──────── Dataset ────────

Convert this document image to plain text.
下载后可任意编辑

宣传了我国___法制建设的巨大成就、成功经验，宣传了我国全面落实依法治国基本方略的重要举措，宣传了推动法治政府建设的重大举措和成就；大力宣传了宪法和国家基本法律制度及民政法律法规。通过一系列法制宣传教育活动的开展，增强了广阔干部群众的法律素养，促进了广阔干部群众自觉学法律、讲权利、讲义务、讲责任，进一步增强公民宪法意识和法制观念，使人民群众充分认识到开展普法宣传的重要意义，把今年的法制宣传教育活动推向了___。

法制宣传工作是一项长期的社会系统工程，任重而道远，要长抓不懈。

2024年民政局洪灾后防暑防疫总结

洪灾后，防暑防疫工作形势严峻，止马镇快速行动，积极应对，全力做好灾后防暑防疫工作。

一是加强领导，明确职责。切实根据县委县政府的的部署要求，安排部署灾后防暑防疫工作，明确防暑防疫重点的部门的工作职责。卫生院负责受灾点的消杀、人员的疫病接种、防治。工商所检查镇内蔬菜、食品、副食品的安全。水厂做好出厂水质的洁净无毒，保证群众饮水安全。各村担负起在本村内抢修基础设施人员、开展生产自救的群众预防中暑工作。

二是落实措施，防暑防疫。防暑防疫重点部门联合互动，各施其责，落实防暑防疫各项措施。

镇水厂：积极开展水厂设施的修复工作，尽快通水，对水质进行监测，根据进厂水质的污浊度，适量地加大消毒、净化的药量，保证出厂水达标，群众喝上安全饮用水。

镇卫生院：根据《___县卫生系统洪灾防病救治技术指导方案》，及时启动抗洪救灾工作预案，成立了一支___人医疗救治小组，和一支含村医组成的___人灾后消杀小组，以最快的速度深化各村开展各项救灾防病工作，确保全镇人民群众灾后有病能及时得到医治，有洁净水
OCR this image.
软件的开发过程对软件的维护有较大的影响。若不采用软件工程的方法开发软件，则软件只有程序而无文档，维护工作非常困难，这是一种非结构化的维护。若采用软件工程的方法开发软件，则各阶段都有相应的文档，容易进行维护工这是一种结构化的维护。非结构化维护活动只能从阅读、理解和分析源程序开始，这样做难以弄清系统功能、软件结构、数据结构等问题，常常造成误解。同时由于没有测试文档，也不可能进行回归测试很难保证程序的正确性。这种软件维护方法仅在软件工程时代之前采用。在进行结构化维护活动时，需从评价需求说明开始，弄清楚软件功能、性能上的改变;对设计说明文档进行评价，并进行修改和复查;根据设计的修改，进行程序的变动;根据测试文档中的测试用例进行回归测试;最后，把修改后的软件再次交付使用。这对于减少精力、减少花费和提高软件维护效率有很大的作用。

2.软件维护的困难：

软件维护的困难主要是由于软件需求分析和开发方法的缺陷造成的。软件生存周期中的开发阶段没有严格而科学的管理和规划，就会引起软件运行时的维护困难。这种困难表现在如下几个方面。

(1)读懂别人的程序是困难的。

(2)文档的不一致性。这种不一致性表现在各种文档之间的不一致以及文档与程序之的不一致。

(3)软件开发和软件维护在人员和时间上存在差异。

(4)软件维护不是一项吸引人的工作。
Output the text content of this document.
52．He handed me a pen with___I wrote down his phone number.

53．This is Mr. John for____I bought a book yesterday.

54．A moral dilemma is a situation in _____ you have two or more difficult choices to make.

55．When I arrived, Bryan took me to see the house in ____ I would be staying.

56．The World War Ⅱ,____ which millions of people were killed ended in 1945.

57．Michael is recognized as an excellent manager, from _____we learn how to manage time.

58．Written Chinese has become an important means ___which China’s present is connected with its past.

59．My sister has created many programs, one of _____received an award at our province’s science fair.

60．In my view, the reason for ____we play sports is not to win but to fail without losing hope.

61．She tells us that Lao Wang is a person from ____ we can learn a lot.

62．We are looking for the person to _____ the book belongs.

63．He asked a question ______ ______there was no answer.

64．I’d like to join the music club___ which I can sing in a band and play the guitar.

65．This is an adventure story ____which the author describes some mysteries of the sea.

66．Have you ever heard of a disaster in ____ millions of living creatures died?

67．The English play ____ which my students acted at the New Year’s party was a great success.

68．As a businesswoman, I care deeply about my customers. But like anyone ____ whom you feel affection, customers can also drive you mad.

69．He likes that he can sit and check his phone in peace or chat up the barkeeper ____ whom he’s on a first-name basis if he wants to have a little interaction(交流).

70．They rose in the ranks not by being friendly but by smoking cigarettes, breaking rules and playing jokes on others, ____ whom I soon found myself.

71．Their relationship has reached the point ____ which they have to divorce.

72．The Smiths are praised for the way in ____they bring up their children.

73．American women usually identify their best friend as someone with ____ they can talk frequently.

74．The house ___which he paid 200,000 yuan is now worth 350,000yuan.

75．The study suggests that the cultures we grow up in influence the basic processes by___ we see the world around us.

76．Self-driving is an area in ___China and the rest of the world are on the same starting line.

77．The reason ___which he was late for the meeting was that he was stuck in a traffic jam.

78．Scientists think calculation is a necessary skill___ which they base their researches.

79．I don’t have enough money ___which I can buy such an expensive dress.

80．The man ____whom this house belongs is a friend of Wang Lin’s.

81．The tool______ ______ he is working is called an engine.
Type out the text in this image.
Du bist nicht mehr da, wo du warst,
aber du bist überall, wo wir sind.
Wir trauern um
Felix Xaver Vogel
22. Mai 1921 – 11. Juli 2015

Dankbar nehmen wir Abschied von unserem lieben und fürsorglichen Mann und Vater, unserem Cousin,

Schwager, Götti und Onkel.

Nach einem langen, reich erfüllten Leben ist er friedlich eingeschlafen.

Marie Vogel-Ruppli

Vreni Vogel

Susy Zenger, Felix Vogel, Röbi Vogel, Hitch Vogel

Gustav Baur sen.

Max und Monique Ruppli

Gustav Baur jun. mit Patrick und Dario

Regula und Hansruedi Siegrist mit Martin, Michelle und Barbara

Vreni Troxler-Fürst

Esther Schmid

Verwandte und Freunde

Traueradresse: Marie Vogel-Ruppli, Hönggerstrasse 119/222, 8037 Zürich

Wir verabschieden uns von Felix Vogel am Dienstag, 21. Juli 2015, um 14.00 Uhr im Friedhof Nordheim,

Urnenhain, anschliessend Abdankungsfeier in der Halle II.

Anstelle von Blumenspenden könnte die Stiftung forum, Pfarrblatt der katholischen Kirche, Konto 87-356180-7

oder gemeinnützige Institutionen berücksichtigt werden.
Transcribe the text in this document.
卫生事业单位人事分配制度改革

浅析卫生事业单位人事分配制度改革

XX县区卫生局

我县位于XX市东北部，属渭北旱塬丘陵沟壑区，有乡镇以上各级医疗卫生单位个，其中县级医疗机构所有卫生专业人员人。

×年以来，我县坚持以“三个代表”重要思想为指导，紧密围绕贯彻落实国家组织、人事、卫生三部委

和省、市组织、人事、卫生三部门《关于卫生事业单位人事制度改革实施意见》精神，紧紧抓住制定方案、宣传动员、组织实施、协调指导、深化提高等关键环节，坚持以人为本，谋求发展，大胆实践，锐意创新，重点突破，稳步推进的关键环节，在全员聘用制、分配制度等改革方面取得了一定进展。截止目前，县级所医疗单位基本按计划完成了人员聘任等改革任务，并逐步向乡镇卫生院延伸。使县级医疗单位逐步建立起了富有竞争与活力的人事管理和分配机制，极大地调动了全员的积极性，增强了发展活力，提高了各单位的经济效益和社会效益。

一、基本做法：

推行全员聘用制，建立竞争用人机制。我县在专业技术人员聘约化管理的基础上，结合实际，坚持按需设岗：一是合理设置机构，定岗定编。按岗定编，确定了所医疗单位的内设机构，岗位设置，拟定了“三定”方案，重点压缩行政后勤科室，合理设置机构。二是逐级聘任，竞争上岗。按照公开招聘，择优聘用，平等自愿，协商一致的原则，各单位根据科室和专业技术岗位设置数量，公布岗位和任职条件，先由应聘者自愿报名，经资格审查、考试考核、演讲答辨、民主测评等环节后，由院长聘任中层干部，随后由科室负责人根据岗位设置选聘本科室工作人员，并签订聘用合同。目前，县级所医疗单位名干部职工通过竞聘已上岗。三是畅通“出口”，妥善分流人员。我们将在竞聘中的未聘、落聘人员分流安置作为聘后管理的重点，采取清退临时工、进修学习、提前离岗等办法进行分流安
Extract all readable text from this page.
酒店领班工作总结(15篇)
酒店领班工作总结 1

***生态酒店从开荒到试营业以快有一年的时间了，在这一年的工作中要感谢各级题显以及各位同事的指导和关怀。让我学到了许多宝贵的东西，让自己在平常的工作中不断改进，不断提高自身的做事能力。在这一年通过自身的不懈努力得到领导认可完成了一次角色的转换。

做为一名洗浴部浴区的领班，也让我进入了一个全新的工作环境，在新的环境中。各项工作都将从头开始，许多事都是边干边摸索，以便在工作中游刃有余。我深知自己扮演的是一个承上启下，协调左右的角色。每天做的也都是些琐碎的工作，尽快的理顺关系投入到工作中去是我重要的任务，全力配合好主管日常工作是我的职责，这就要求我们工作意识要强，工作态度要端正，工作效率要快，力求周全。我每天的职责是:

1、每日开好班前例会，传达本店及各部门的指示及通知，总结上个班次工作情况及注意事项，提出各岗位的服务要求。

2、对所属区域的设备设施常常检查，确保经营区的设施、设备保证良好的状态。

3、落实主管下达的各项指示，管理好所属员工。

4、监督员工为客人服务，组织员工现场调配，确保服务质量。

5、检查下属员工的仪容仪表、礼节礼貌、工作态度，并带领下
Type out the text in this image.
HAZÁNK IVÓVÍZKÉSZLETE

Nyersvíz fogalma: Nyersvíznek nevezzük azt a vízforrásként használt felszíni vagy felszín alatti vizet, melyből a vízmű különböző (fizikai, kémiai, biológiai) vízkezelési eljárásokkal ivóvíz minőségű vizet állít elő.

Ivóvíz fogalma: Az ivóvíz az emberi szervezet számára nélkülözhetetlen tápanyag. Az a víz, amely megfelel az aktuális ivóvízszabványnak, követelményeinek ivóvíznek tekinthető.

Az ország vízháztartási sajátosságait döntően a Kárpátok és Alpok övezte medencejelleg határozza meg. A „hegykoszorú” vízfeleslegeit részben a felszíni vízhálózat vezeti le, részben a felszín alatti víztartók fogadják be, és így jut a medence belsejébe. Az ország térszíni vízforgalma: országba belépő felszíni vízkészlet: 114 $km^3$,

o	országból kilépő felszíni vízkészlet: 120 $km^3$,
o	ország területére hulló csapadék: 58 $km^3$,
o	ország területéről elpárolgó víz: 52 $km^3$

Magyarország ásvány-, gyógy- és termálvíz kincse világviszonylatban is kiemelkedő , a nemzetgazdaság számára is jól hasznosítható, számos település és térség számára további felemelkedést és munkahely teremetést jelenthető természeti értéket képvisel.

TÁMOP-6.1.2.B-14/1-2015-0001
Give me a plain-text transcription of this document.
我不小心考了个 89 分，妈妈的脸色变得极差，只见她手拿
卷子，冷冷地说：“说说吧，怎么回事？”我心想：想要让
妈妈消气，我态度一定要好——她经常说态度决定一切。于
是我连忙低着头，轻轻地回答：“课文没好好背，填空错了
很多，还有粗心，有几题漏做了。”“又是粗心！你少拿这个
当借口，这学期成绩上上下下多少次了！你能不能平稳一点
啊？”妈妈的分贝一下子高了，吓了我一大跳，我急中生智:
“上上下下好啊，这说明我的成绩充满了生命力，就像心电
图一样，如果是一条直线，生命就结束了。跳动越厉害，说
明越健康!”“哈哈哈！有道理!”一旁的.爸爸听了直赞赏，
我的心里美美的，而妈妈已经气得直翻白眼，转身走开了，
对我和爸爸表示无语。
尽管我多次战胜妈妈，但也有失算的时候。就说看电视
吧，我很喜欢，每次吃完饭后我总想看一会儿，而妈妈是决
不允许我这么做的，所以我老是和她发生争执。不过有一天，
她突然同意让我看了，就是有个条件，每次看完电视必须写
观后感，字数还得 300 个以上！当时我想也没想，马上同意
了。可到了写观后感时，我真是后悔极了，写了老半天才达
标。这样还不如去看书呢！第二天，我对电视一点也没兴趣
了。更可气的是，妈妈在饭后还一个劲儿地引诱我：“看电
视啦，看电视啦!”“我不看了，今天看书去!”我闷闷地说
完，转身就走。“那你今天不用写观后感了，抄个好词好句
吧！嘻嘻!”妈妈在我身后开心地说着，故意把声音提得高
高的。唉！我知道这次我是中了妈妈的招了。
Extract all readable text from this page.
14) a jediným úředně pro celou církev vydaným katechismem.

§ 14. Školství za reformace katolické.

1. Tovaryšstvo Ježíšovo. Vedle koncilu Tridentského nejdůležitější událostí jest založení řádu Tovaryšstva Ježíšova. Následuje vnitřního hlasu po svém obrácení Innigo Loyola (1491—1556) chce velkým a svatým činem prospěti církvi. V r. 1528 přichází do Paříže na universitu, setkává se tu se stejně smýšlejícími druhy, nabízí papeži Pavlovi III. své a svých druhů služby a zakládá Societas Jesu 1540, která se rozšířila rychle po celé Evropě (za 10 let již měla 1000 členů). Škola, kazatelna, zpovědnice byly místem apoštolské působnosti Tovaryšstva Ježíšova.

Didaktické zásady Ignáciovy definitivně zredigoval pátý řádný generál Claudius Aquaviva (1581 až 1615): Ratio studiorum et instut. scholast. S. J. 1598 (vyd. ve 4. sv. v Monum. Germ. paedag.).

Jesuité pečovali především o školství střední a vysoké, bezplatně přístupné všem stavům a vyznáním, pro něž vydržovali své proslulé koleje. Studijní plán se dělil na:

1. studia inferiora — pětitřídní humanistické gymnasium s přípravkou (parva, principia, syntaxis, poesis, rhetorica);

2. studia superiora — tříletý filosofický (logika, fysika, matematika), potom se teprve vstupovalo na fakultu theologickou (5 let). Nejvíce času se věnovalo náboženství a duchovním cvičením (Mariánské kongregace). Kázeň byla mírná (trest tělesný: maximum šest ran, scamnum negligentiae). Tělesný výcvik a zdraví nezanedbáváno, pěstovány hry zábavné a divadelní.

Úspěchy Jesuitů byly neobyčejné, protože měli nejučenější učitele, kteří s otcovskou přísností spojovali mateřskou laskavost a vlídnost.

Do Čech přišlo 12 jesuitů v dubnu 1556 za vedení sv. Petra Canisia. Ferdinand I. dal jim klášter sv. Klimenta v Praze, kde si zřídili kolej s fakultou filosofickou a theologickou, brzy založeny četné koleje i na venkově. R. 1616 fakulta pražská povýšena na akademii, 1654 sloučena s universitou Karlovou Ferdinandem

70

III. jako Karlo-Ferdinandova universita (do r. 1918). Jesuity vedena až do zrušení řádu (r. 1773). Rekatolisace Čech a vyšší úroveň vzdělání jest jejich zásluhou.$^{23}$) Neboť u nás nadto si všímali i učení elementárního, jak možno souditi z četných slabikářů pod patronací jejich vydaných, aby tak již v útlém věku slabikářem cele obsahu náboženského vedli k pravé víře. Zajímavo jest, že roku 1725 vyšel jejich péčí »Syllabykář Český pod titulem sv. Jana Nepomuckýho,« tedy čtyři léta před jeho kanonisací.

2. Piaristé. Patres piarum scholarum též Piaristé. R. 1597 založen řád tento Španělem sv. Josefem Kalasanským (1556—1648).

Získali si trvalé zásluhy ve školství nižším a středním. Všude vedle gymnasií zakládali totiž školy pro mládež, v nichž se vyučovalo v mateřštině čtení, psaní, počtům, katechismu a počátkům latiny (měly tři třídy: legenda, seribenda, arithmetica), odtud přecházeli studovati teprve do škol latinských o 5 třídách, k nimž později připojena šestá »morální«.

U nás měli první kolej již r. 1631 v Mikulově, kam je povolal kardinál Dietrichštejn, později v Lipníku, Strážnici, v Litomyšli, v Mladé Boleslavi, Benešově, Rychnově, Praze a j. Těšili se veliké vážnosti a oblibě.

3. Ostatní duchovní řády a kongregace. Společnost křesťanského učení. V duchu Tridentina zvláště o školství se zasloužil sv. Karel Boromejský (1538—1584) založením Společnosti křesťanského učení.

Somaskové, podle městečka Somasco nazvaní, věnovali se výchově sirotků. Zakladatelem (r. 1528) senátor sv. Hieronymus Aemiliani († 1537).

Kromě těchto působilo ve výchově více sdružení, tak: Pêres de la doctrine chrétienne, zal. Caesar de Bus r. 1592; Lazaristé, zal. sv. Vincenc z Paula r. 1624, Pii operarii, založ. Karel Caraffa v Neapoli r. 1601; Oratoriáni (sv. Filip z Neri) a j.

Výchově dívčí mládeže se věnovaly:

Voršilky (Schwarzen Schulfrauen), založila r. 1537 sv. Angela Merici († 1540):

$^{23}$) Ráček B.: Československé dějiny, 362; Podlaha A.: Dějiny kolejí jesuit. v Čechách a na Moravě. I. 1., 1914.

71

────────

* _Short problem_
Collect the lines that hold "learn".

* _Result for this exercise_
57．Michael is recognized as an excellent manager, from _____we learn how to manage time.
61．She tells us that Lao Wang is a person from ____ we can learn a lot.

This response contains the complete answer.